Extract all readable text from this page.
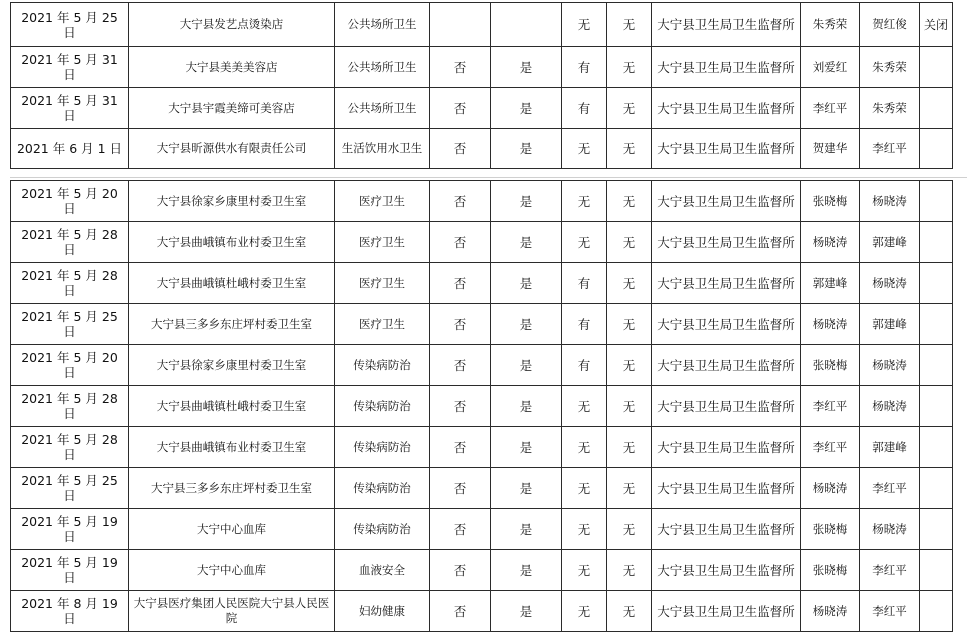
2021 年 5 月 25 日	大宁县发艺点烫染店	公共场所卫生			无	无	大宁县卫生局卫生监督所	朱秀荣	贺红俊	关闭
2021 年 5 月 31 日	大宁县美美美容店	公共场所卫生	否	是	有	无	大宁县卫生局卫生监督所	刘爱红	朱秀荣	
2021 年 5 月 31 日	大宁县宇霞美缔可美容店	公共场所卫生	否	是	有	无	大宁县卫生局卫生监督所	李红平	朱秀荣	
2021 年 6 月 1 日	大宁县昕源供水有限责任公司	生活饮用水卫生	否	是	无	无	大宁县卫生局卫生监督所	贺建华	李红平	
2021 年 5 月 20 日	大宁县徐家乡康里村委卫生室	医疗卫生	否	是	无	无	大宁县卫生局卫生监督所	张晓梅	杨晓涛	
2021 年 5 月 28 日	大宁县曲峨镇布业村委卫生室	医疗卫生	否	是	无	无	大宁县卫生局卫生监督所	杨晓涛	郭建峰	
2021 年 5 月 28 日	大宁县曲峨镇杜峨村委卫生室	医疗卫生	否	是	有	无	大宁县卫生局卫生监督所	郭建峰	杨晓涛	
2021 年 5 月 25 日	大宁县三多乡东庄坪村委卫生室	医疗卫生	否	是	有	无	大宁县卫生局卫生监督所	杨晓涛	郭建峰	
2021 年 5 月 20 日	大宁县徐家乡康里村委卫生室	传染病防治	否	是	有	无	大宁县卫生局卫生监督所	张晓梅	杨晓涛	
2021 年 5 月 28 日	大宁县曲峨镇杜峨村委卫生室	传染病防治	否	是	无	无	大宁县卫生局卫生监督所	李红平	杨晓涛	
2021 年 5 月 28 日	大宁县曲峨镇布业村委卫生室	传染病防治	否	是	无	无	大宁县卫生局卫生监督所	李红平	郭建峰	
2021 年 5 月 25 日	大宁县三多乡东庄坪村委卫生室	传染病防治	否	是	无	无	大宁县卫生局卫生监督所	杨晓涛	李红平	
2021 年 5 月 19 日	大宁中心血库	传染病防治	否	是	无	无	大宁县卫生局卫生监督所	张晓梅	杨晓涛	
2021 年 5 月 19 日	大宁中心血库	血液安全	否	是	无	无	大宁县卫生局卫生监督所	张晓梅	李红平	
2021 年 8 月 19 日	大宁县医疗集团人民医院大宁县人民医院	妇幼健康	否	是	无	无	大宁县卫生局卫生监督所	杨晓涛	李红平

|---|

— INSTRUCTIONS FOR THE TASK —
Using the listing, copy every line where the word "医疗卫生" shows up.

— THE REPLY —
2021 年 5 月 20 日	大宁县徐家乡康里村委卫生室	医疗卫生	否	是	无	无	大宁县卫生局卫生监督所	张晓梅	杨晓涛	
2021 年 5 月 28 日	大宁县曲峨镇布业村委卫生室	医疗卫生	否	是	无	无	大宁县卫生局卫生监督所	杨晓涛	郭建峰	
2021 年 5 月 28 日	大宁县曲峨镇杜峨村委卫生室	医疗卫生	否	是	有	无	大宁县卫生局卫生监督所	郭建峰	杨晓涛	
2021 年 5 月 25 日	大宁县三多乡东庄坪村委卫生室	医疗卫生	否	是	有	无	大宁县卫生局卫生监督所	杨晓涛	郭建峰	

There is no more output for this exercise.